Check each line of the records for "аорты"; collect those that have it.

> [RECORD EXTRACTS]:
• • •

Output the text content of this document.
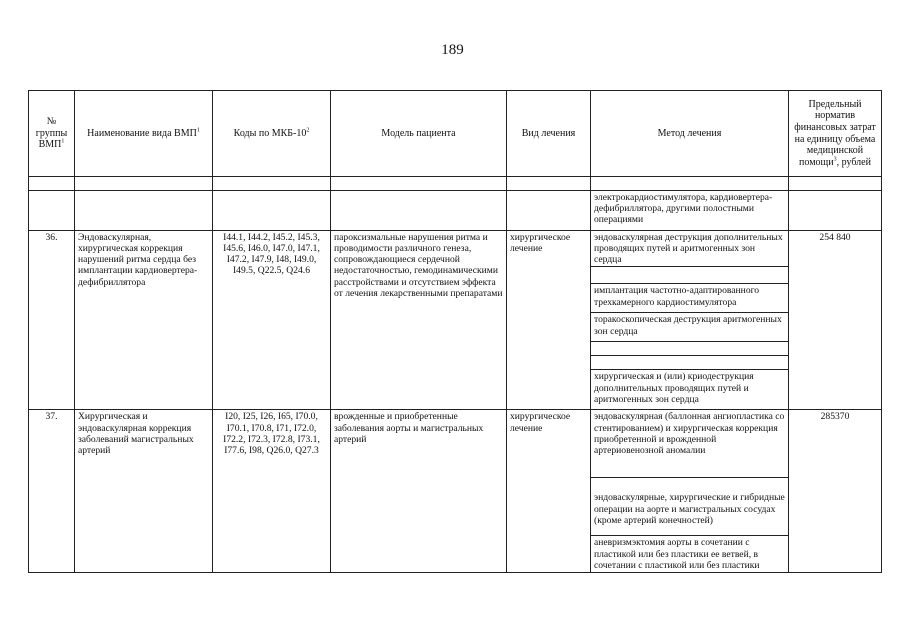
189
№ группы ВМП$^1$	Наименование вида ВМП$^1$	Коды по МКБ-$10^2$	Модель пациента	Вид лечения	Метод лечения	Предельный норматив финансовых затрат на единицу объема медицинской помощи$^3$, рублей

					электрокардиостимулятора, кардиовертера-дефибриллятора, другими полостными операциями	
36.	Эндоваскулярная, хирургическая коррекция нарушений ритма сердца без имплантации кардиовертера-дефибриллятора	I44.1, I44.2, I45.2, I45.3, I45.6, I46.0, I47.0, I47.1, I47.2, I47.9, I48, I49.0, I49.5, Q22.5, Q24.6	пароксизмальные нарушения ритма и проводимости различного генеза, сопровождающиеся сердечной недостаточностью, гемодинамическими расстройствами и отсутствием эффекта от лечения лекарственными препаратами	хирургическое лечение	эндоваскулярная деструкция дополнительных проводящих путей и аритмогенных зон сердца	254 840

					имплантация частотно-адаптированного трехкамерного кардиостимулятора	
					торакоскопическая деструкция аритмогенных зон сердца	

					хирургическая и (или) криодеструкция дополнительных проводящих путей и аритмогенных зон сердца	
37.	Хирургическая и эндоваскулярная коррекция заболеваний магистральных артерий	I20, I25, I26, I65, I70.0, I70.1, I70.8, I71, I72.0, I72.2, I72.3, I72.8, I73.1, I77.6, I98, Q26.0, Q27.3	врожденные и приобретенные заболевания аорты и магистральных артерий	хирургическое лечение	эндоваскулярная (баллонная ангиопластика со стентированием) и хирургическая коррекция приобретенной и врожденной артериовенозной аномалии	285370
					эндоваскулярные, хирургические и гибридные операции на аорте и магистральных сосудах (кроме артерий конечностей)	
					аневризмэктомия аорты в сочетании с пластикой или без пластики ее ветвей, в сочетании с пластикой или без пластики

• • •

> [EXERCISE OUTPUT]:
37.	Хирургическая и эндоваскулярная коррекция заболеваний магистральных артерий	I20, I25, I26, I65, I70.0, I70.1, I70.8, I71, I72.0, I72.2, I72.3, I72.8, I73.1, I77.6, I98, Q26.0, Q27.3	врожденные и приобретенные заболевания аорты и магистральных артерий	хирургическое лечение	эндоваскулярная (баллонная ангиопластика со стентированием) и хирургическая коррекция приобретенной и врожденной артериовенозной аномалии	285370
					аневризмэктомия аорты в сочетании с пластикой или без пластики ее ветвей, в сочетании с пластикой или без пластики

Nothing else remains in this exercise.